▶ [Task inputs]:
------------------------------------------------------------
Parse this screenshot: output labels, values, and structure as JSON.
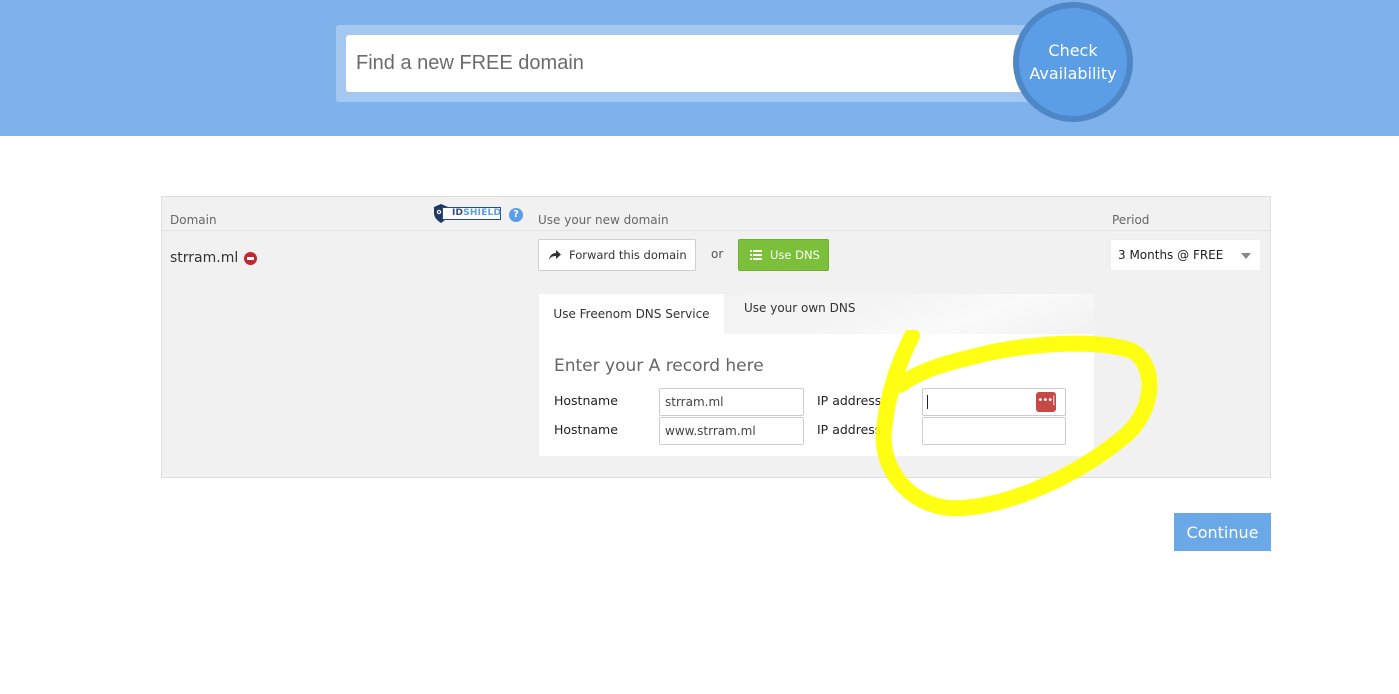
{
  "search": {
    "placeholder": "Find a new FREE domain",
    "button_line1": "Check",
    "button_line2": "Availability"
  },
  "table": {
    "headers": {
      "domain": "Domain",
      "idshield_logo": "IDSHIELD",
      "use": "Use your new domain",
      "period": "Period"
    },
    "row": {
      "domain": "strram.ml",
      "forward_label": "Forward this domain",
      "or": "or",
      "dns_label": "Use DNS",
      "period_value": "3 Months @ FREE"
    }
  },
  "dns": {
    "tabs": [
      "Use Freenom DNS Service",
      "Use your own DNS"
    ],
    "heading": "Enter your A record here",
    "records": [
      {
        "hostname_label": "Hostname",
        "hostname_value": "strram.ml",
        "ip_label": "IP address",
        "ip_value": ""
      },
      {
        "hostname_label": "Hostname",
        "hostname_value": "www.strram.ml",
        "ip_label": "IP address",
        "ip_value": ""
      }
    ]
  },
  "continue_label": "Continue",
  "colors": {
    "header_bg": "#7fb2eb",
    "accent_blue": "#5b9ee6",
    "dns_green": "#7bbf3b",
    "annotation_yellow": "#ffff00",
    "remove_red": "#c0282d"
  },
  "icons": {
    "forward": "share-arrow-icon",
    "dns": "list-icon",
    "help": "question-icon",
    "remove": "minus-circle-icon",
    "password_manager": "password-manager-icon"
  }
}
------------------------------------------------------------
▶ [Challenge]:
All of the data above should be transcribed verbatim, with pictures omitted.

▶ [Answer]:
Parse this screenshot: output labels, values, and structure as JSON.
{
  "search": {
    "placeholder": "Find a new FREE domain",
    "button_line1": "Check",
    "button_line2": "Availability"
  },
  "table": {
    "headers": {
      "domain": "Domain",
      "idshield_logo": "IDSHIELD",
      "use": "Use your new domain",
      "period": "Period"
    },
    "row": {
      "domain": "strram.ml",
      "forward_label": "Forward this domain",
      "or": "or",
      "dns_label": "Use DNS",
      "period_value": "3 Months @ FREE"
    }
  },
  "dns": {
    "tabs": [
      "Use Freenom DNS Service",
      "Use your own DNS"
    ],
    "heading": "Enter your A record here",
    "records": [
      {
        "hostname_label": "Hostname",
        "hostname_value": "strram.ml",
        "ip_label": "IP address",
        "ip_value": ""
      },
      {
        "hostname_label": "Hostname",
        "hostname_value": "www.strram.ml",
        "ip_label": "IP address",
        "ip_value": ""
      }
    ]
  },
  "continue_label": "Continue",
  "colors": {
    "header_bg": "#7fb2eb",
    "accent_blue": "#5b9ee6",
    "dns_green": "#7bbf3b",
    "annotation_yellow": "#ffff00",
    "remove_red": "#c0282d"
  },
  "icons": {
    "forward": "share-arrow-icon",
    "dns": "list-icon",
    "help": "question-icon",
    "remove": "minus-circle-icon",
    "password_manager": "password-manager-icon"
  }
}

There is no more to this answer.